* _STATED EXERCISE_
Each record is to be printed again precisely as it reads.

# Start of LISTED RECORDS

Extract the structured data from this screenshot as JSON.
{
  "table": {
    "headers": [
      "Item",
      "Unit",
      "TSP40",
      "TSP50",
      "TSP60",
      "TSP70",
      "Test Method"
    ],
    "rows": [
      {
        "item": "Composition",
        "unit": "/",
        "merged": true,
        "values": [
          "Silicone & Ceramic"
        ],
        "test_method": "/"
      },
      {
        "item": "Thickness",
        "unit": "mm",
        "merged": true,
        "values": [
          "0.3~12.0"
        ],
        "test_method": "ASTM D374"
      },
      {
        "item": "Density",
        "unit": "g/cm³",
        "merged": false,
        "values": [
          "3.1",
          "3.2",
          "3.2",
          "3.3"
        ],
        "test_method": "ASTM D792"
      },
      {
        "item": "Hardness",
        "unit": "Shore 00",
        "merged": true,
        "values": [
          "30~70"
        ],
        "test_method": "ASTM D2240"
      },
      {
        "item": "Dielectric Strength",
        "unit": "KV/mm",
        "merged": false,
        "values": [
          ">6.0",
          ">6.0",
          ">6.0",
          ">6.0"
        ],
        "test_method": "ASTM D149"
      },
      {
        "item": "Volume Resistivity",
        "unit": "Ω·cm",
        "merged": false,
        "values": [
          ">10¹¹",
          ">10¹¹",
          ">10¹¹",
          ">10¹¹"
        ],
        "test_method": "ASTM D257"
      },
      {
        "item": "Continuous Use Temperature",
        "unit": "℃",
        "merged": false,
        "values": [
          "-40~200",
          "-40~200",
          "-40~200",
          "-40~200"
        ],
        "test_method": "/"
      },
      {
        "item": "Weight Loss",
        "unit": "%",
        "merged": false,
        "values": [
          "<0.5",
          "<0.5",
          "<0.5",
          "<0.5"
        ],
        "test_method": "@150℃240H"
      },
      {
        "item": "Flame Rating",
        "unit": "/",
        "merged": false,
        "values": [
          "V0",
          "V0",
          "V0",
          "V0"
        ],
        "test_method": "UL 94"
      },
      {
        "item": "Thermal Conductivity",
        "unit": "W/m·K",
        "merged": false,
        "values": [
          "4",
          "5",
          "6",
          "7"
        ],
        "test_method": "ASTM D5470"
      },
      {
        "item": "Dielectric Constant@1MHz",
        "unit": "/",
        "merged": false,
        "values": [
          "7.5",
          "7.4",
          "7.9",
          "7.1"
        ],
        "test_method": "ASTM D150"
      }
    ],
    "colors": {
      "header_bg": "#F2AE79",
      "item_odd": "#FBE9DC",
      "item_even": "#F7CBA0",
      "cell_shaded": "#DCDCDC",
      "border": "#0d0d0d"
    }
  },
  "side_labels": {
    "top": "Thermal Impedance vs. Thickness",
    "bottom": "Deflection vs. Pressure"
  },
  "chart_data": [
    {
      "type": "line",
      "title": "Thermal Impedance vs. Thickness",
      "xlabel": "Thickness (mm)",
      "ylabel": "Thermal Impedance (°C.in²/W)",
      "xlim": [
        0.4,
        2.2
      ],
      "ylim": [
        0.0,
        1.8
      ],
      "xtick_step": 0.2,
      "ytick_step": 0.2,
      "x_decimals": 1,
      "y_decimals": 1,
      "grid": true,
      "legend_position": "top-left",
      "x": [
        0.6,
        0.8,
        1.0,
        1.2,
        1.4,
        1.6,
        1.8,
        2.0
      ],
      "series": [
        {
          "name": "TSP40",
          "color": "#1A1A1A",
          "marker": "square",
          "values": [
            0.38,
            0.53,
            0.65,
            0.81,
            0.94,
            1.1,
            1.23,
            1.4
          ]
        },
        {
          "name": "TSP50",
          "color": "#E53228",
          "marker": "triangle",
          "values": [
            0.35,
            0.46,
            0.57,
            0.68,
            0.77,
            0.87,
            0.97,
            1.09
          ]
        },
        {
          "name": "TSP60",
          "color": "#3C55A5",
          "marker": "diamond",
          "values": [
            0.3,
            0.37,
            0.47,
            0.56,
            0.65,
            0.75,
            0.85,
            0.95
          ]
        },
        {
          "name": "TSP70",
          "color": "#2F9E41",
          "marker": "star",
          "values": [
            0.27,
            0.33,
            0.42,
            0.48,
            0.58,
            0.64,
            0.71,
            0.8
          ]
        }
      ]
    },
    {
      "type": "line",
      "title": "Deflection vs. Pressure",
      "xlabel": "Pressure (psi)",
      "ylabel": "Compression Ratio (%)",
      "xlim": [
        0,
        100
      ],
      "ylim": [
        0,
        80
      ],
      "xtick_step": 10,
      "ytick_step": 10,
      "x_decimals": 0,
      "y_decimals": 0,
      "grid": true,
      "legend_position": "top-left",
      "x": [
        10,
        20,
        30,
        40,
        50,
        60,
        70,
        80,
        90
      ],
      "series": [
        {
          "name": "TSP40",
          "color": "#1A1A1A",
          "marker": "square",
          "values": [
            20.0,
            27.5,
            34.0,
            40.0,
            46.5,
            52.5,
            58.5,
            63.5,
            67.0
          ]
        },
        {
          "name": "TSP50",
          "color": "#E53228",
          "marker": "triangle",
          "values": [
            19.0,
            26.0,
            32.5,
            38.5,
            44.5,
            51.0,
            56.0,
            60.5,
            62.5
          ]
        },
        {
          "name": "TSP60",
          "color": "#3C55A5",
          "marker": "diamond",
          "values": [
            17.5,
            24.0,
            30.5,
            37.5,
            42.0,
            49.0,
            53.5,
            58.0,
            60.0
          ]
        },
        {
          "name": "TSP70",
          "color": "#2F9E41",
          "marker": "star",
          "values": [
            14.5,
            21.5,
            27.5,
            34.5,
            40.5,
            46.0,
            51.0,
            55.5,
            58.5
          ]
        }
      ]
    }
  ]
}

# End of LISTED RECORDS

* _RESULT_
Extract the structured data from this screenshot as JSON.
{
  "table": {
    "headers": [
      "Item",
      "Unit",
      "TSP40",
      "TSP50",
      "TSP60",
      "TSP70",
      "Test Method"
    ],
    "rows": [
      {
        "item": "Composition",
        "unit": "/",
        "merged": true,
        "values": [
          "Silicone & Ceramic"
        ],
        "test_method": "/"
      },
      {
        "item": "Thickness",
        "unit": "mm",
        "merged": true,
        "values": [
          "0.3~12.0"
        ],
        "test_method": "ASTM D374"
      },
      {
        "item": "Density",
        "unit": "g/cm³",
        "merged": false,
        "values": [
          "3.1",
          "3.2",
          "3.2",
          "3.3"
        ],
        "test_method": "ASTM D792"
      },
      {
        "item": "Hardness",
        "unit": "Shore 00",
        "merged": true,
        "values": [
          "30~70"
        ],
        "test_method": "ASTM D2240"
      },
      {
        "item": "Dielectric Strength",
        "unit": "KV/mm",
        "merged": false,
        "values": [
          ">6.0",
          ">6.0",
          ">6.0",
          ">6.0"
        ],
        "test_method": "ASTM D149"
      },
      {
        "item": "Volume Resistivity",
        "unit": "Ω·cm",
        "merged": false,
        "values": [
          ">10¹¹",
          ">10¹¹",
          ">10¹¹",
          ">10¹¹"
        ],
        "test_method": "ASTM D257"
      },
      {
        "item": "Continuous Use Temperature",
        "unit": "℃",
        "merged": false,
        "values": [
          "-40~200",
          "-40~200",
          "-40~200",
          "-40~200"
        ],
        "test_method": "/"
      },
      {
        "item": "Weight Loss",
        "unit": "%",
        "merged": false,
        "values": [
          "<0.5",
          "<0.5",
          "<0.5",
          "<0.5"
        ],
        "test_method": "@150℃240H"
      },
      {
        "item": "Flame Rating",
        "unit": "/",
        "merged": false,
        "values": [
          "V0",
          "V0",
          "V0",
          "V0"
        ],
        "test_method": "UL 94"
      },
      {
        "item": "Thermal Conductivity",
        "unit": "W/m·K",
        "merged": false,
        "values": [
          "4",
          "5",
          "6",
          "7"
        ],
        "test_method": "ASTM D5470"
      },
      {
        "item": "Dielectric Constant@1MHz",
        "unit": "/",
        "merged": false,
        "values": [
          "7.5",
          "7.4",
          "7.9",
          "7.1"
        ],
        "test_method": "ASTM D150"
      }
    ],
    "colors": {
      "header_bg": "#F2AE79",
      "item_odd": "#FBE9DC",
      "item_even": "#F7CBA0",
      "cell_shaded": "#DCDCDC",
      "border": "#0d0d0d"
    }
  },
  "side_labels": {
    "top": "Thermal Impedance vs. Thickness",
    "bottom": "Deflection vs. Pressure"
  },
  "chart_data": [
    {
      "type": "line",
      "title": "Thermal Impedance vs. Thickness",
      "xlabel": "Thickness (mm)",
      "ylabel": "Thermal Impedance (°C.in²/W)",
      "xlim": [
        0.4,
        2.2
      ],
      "ylim": [
        0.0,
        1.8
      ],
      "xtick_step": 0.2,
      "ytick_step": 0.2,
      "x_decimals": 1,
      "y_decimals": 1,
      "grid": true,
      "legend_position": "top-left",
      "x": [
        0.6,
        0.8,
        1.0,
        1.2,
        1.4,
        1.6,
        1.8,
        2.0
      ],
      "series": [
        {
          "name": "TSP40",
          "color": "#1A1A1A",
          "marker": "square",
          "values": [
            0.38,
            0.53,
            0.65,
            0.81,
            0.94,
            1.1,
            1.23,
            1.4
          ]
        },
        {
          "name": "TSP50",
          "color": "#E53228",
          "marker": "triangle",
          "values": [
            0.35,
            0.46,
            0.57,
            0.68,
            0.77,
            0.87,
            0.97,
            1.09
          ]
        },
        {
          "name": "TSP60",
          "color": "#3C55A5",
          "marker": "diamond",
          "values": [
            0.3,
            0.37,
            0.47,
            0.56,
            0.65,
            0.75,
            0.85,
            0.95
          ]
        },
        {
          "name": "TSP70",
          "color": "#2F9E41",
          "marker": "star",
          "values": [
            0.27,
            0.33,
            0.42,
            0.48,
            0.58,
            0.64,
            0.71,
            0.8
          ]
        }
      ]
    },
    {
      "type": "line",
      "title": "Deflection vs. Pressure",
      "xlabel": "Pressure (psi)",
      "ylabel": "Compression Ratio (%)",
      "xlim": [
        0,
        100
      ],
      "ylim": [
        0,
        80
      ],
      "xtick_step": 10,
      "ytick_step": 10,
      "x_decimals": 0,
      "y_decimals": 0,
      "grid": true,
      "legend_position": "top-left",
      "x": [
        10,
        20,
        30,
        40,
        50,
        60,
        70,
        80,
        90
      ],
      "series": [
        {
          "name": "TSP40",
          "color": "#1A1A1A",
          "marker": "square",
          "values": [
            20.0,
            27.5,
            34.0,
            40.0,
            46.5,
            52.5,
            58.5,
            63.5,
            67.0
          ]
        },
        {
          "name": "TSP50",
          "color": "#E53228",
          "marker": "triangle",
          "values": [
            19.0,
            26.0,
            32.5,
            38.5,
            44.5,
            51.0,
            56.0,
            60.5,
            62.5
          ]
        },
        {
          "name": "TSP60",
          "color": "#3C55A5",
          "marker": "diamond",
          "values": [
            17.5,
            24.0,
            30.5,
            37.5,
            42.0,
            49.0,
            53.5,
            58.0,
            60.0
          ]
        },
        {
          "name": "TSP70",
          "color": "#2F9E41",
          "marker": "star",
          "values": [
            14.5,
            21.5,
            27.5,
            34.5,
            40.5,
            46.0,
            51.0,
            55.5,
            58.5
          ]
        }
      ]
    }
  ]
}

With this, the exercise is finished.